* [Job] Transcribe all of the material exactly. Any picture in it should be left out.
--- Records provided ---
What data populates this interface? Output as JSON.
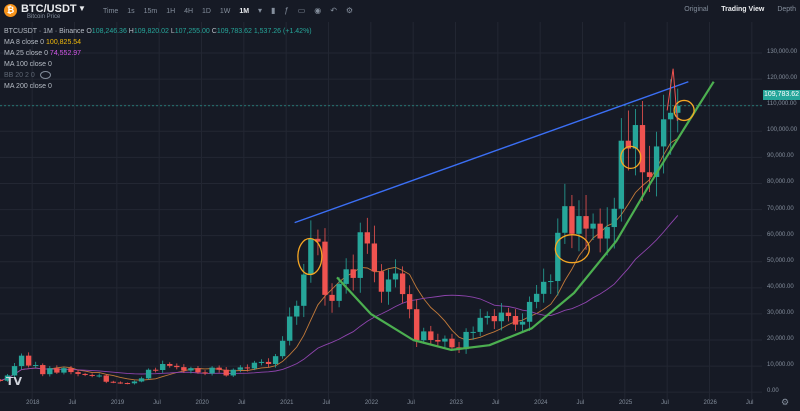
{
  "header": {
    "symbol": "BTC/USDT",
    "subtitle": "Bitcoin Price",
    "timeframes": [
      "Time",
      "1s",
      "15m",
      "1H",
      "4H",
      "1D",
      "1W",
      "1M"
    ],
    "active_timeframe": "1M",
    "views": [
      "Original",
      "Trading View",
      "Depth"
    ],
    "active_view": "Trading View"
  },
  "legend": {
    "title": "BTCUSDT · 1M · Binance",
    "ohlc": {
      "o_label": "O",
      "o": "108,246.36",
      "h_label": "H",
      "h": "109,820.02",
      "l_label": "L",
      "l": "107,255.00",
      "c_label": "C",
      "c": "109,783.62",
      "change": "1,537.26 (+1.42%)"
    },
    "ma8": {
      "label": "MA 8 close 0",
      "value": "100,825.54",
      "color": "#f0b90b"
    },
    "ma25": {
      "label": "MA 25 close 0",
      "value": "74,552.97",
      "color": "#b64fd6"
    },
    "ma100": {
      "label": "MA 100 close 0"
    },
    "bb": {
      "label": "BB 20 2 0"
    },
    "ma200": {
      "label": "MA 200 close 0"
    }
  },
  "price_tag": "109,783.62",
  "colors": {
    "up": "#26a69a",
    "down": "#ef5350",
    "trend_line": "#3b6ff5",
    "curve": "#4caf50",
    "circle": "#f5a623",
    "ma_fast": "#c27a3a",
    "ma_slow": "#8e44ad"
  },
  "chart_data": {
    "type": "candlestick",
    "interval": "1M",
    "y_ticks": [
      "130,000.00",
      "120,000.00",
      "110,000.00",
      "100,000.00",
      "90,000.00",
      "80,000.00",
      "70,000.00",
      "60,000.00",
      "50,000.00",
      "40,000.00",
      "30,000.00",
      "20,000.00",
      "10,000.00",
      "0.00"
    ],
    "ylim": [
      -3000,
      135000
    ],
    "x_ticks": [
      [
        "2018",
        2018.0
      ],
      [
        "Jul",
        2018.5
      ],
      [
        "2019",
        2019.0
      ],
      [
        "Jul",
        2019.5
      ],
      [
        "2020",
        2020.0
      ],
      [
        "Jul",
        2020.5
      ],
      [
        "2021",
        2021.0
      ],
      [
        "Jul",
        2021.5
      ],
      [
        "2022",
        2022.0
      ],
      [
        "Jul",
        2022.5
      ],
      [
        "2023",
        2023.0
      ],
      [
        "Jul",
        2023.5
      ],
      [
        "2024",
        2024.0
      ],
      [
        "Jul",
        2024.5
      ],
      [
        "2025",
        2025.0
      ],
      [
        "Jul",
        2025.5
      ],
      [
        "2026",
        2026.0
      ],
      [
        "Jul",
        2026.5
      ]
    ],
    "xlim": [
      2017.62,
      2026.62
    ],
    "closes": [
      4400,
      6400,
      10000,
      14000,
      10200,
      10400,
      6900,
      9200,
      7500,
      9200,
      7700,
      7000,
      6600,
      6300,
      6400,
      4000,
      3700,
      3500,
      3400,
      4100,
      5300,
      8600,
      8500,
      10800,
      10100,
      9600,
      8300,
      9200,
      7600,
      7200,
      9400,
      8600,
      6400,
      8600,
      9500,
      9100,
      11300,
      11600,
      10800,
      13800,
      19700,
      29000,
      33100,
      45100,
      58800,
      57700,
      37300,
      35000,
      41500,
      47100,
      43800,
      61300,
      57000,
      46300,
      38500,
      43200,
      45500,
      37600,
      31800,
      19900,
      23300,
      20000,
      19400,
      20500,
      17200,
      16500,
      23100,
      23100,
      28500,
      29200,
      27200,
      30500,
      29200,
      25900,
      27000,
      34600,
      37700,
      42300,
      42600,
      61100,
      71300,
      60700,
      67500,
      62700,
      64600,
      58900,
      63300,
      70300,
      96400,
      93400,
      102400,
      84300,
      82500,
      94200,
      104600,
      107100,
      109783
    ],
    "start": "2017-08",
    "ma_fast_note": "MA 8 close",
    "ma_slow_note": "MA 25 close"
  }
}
---
* [Written solution]
What data populates this interface? Output as JSON.
{
  "header": {
    "symbol": "BTC/USDT",
    "subtitle": "Bitcoin Price",
    "timeframes": [
      "Time",
      "1s",
      "15m",
      "1H",
      "4H",
      "1D",
      "1W",
      "1M"
    ],
    "active_timeframe": "1M",
    "views": [
      "Original",
      "Trading View",
      "Depth"
    ],
    "active_view": "Trading View"
  },
  "legend": {
    "title": "BTCUSDT · 1M · Binance",
    "ohlc": {
      "o_label": "O",
      "o": "108,246.36",
      "h_label": "H",
      "h": "109,820.02",
      "l_label": "L",
      "l": "107,255.00",
      "c_label": "C",
      "c": "109,783.62",
      "change": "1,537.26 (+1.42%)"
    },
    "ma8": {
      "label": "MA 8 close 0",
      "value": "100,825.54",
      "color": "#f0b90b"
    },
    "ma25": {
      "label": "MA 25 close 0",
      "value": "74,552.97",
      "color": "#b64fd6"
    },
    "ma100": {
      "label": "MA 100 close 0"
    },
    "bb": {
      "label": "BB 20 2 0"
    },
    "ma200": {
      "label": "MA 200 close 0"
    }
  },
  "price_tag": "109,783.62",
  "colors": {
    "up": "#26a69a",
    "down": "#ef5350",
    "trend_line": "#3b6ff5",
    "curve": "#4caf50",
    "circle": "#f5a623",
    "ma_fast": "#c27a3a",
    "ma_slow": "#8e44ad"
  },
  "chart_data": {
    "type": "candlestick",
    "interval": "1M",
    "y_ticks": [
      "130,000.00",
      "120,000.00",
      "110,000.00",
      "100,000.00",
      "90,000.00",
      "80,000.00",
      "70,000.00",
      "60,000.00",
      "50,000.00",
      "40,000.00",
      "30,000.00",
      "20,000.00",
      "10,000.00",
      "0.00"
    ],
    "ylim": [
      -3000,
      135000
    ],
    "x_ticks": [
      [
        "2018",
        2018.0
      ],
      [
        "Jul",
        2018.5
      ],
      [
        "2019",
        2019.0
      ],
      [
        "Jul",
        2019.5
      ],
      [
        "2020",
        2020.0
      ],
      [
        "Jul",
        2020.5
      ],
      [
        "2021",
        2021.0
      ],
      [
        "Jul",
        2021.5
      ],
      [
        "2022",
        2022.0
      ],
      [
        "Jul",
        2022.5
      ],
      [
        "2023",
        2023.0
      ],
      [
        "Jul",
        2023.5
      ],
      [
        "2024",
        2024.0
      ],
      [
        "Jul",
        2024.5
      ],
      [
        "2025",
        2025.0
      ],
      [
        "Jul",
        2025.5
      ],
      [
        "2026",
        2026.0
      ],
      [
        "Jul",
        2026.5
      ]
    ],
    "xlim": [
      2017.62,
      2026.62
    ],
    "closes": [
      4400,
      6400,
      10000,
      14000,
      10200,
      10400,
      6900,
      9200,
      7500,
      9200,
      7700,
      7000,
      6600,
      6300,
      6400,
      4000,
      3700,
      3500,
      3400,
      4100,
      5300,
      8600,
      8500,
      10800,
      10100,
      9600,
      8300,
      9200,
      7600,
      7200,
      9400,
      8600,
      6400,
      8600,
      9500,
      9100,
      11300,
      11600,
      10800,
      13800,
      19700,
      29000,
      33100,
      45100,
      58800,
      57700,
      37300,
      35000,
      41500,
      47100,
      43800,
      61300,
      57000,
      46300,
      38500,
      43200,
      45500,
      37600,
      31800,
      19900,
      23300,
      20000,
      19400,
      20500,
      17200,
      16500,
      23100,
      23100,
      28500,
      29200,
      27200,
      30500,
      29200,
      25900,
      27000,
      34600,
      37700,
      42300,
      42600,
      61100,
      71300,
      60700,
      67500,
      62700,
      64600,
      58900,
      63300,
      70300,
      96400,
      93400,
      102400,
      84300,
      82500,
      94200,
      104600,
      107100,
      109783
    ],
    "start": "2017-08",
    "ma_fast_note": "MA 8 close",
    "ma_slow_note": "MA 25 close"
  }
}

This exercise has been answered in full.